AIM
Rewrite everything from the first of these lines down to the one containing "punctuation-icon[interactable]: °, —", changing "list-item" to "path-entry" and leaving all else the same.
** begin DATA TO USE **
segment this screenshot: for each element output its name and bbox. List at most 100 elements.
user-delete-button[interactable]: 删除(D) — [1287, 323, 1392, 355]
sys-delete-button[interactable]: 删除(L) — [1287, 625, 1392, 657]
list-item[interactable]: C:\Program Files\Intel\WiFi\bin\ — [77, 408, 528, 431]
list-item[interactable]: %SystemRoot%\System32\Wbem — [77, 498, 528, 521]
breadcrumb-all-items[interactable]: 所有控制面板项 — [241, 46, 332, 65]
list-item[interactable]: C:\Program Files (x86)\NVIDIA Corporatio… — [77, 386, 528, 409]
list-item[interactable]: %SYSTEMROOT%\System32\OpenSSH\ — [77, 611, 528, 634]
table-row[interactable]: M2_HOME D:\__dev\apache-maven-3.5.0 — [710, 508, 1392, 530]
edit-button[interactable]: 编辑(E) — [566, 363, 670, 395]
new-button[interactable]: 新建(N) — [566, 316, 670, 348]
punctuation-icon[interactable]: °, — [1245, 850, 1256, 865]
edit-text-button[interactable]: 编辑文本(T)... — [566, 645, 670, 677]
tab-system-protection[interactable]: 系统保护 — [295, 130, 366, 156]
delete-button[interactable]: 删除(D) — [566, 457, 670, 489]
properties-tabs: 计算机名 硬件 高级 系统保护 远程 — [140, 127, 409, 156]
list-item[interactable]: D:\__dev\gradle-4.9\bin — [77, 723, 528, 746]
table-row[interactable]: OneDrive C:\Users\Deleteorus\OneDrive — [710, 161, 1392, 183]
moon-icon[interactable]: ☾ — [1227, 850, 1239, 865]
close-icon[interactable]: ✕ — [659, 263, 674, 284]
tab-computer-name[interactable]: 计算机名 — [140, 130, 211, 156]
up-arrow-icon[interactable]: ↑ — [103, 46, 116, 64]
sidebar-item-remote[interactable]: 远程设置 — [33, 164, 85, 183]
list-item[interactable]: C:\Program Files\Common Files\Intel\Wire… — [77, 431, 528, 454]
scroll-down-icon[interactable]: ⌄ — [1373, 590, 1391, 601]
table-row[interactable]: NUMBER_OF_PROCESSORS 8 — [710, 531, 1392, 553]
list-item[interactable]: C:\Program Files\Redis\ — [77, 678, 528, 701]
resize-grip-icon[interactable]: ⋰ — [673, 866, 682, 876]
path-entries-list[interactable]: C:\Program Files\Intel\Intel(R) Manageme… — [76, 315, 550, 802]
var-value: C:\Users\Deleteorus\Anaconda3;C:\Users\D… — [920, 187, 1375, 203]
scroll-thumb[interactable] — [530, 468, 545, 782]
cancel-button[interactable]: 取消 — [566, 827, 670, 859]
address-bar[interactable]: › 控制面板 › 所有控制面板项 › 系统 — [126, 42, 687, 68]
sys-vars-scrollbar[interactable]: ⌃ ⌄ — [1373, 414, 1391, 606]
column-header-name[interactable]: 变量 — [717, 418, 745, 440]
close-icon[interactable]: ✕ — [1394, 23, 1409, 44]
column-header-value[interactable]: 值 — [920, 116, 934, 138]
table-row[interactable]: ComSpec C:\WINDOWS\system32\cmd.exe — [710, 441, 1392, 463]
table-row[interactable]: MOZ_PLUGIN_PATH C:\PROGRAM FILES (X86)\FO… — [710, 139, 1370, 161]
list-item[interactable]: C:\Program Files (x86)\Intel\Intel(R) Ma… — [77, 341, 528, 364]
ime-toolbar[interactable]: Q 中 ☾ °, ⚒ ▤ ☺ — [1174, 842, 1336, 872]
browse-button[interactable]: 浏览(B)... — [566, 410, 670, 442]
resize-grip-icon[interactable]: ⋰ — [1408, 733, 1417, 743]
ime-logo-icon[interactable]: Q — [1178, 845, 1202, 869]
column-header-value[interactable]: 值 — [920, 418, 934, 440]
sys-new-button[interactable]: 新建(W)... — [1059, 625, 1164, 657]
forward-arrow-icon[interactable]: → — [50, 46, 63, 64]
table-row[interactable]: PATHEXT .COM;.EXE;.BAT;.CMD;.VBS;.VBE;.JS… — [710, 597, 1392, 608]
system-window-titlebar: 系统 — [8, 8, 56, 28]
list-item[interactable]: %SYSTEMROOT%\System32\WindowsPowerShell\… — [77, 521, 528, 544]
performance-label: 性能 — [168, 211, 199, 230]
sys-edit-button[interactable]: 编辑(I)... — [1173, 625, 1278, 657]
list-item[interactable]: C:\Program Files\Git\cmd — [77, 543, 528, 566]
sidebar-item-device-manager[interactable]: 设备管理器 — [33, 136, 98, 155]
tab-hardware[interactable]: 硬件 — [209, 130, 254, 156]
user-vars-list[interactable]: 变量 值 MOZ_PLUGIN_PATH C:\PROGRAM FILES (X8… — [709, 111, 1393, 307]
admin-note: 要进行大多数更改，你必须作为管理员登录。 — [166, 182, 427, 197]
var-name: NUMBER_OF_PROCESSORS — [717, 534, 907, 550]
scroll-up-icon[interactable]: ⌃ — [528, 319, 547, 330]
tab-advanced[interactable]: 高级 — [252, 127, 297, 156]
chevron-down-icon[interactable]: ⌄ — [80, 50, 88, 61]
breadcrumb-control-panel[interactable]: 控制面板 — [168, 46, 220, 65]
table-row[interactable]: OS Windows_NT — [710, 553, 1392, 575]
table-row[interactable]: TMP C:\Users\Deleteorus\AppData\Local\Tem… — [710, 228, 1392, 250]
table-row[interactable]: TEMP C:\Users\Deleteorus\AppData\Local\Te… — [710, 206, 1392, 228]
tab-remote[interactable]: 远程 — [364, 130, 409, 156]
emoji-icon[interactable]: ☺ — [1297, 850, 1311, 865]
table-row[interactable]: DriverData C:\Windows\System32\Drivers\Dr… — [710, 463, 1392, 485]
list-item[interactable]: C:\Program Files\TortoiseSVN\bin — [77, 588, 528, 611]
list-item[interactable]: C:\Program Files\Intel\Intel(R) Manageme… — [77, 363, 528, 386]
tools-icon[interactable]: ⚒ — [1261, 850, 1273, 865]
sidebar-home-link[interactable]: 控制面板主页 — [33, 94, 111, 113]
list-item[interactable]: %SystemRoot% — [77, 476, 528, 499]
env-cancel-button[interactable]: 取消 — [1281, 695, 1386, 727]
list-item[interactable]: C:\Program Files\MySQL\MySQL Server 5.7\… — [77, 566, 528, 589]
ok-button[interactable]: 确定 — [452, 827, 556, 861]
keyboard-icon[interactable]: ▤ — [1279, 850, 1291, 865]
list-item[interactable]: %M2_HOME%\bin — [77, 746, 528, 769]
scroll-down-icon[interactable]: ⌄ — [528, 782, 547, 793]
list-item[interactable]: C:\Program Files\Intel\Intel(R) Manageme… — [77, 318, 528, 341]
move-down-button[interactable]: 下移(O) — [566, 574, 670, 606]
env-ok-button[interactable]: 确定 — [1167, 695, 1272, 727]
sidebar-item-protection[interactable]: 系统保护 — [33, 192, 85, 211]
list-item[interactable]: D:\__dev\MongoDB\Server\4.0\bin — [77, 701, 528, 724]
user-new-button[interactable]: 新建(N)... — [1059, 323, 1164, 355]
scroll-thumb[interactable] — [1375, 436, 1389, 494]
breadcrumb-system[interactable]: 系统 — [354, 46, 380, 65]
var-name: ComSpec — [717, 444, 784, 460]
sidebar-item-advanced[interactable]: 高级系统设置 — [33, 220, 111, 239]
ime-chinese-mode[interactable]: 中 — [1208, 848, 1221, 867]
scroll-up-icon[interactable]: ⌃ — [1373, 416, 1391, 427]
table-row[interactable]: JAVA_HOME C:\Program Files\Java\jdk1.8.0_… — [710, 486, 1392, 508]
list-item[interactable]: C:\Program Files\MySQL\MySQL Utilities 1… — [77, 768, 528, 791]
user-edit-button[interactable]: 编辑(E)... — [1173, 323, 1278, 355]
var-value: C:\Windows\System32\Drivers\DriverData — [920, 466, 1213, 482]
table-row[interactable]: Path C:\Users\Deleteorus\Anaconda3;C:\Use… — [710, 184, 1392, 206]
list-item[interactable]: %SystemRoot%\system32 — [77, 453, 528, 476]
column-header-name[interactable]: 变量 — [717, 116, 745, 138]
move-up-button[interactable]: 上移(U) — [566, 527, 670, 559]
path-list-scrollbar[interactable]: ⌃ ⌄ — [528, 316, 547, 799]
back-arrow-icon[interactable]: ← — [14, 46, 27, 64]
** end DATA TO USE **
OUTPUT FOR THIS TASK
segment this screenshot: for each element output its name and bbox. List at most 100 elements.
user-delete-button[interactable]: 删除(D) — [1287, 323, 1392, 355]
sys-delete-button[interactable]: 删除(L) — [1287, 625, 1392, 657]
path-entry[interactable]: C:\Program Files\Intel\WiFi\bin\ — [77, 408, 528, 431]
path-entry[interactable]: %SystemRoot%\System32\Wbem — [77, 498, 528, 521]
breadcrumb-all-items[interactable]: 所有控制面板项 — [241, 46, 332, 65]
path-entry[interactable]: C:\Program Files (x86)\NVIDIA Corporatio… — [77, 386, 528, 409]
path-entry[interactable]: %SYSTEMROOT%\System32\OpenSSH\ — [77, 611, 528, 634]
table-row[interactable]: M2_HOME D:\__dev\apache-maven-3.5.0 — [710, 508, 1392, 530]
edit-button[interactable]: 编辑(E) — [566, 363, 670, 395]
new-button[interactable]: 新建(N) — [566, 316, 670, 348]
punctuation-icon[interactable]: °, — [1245, 850, 1256, 865]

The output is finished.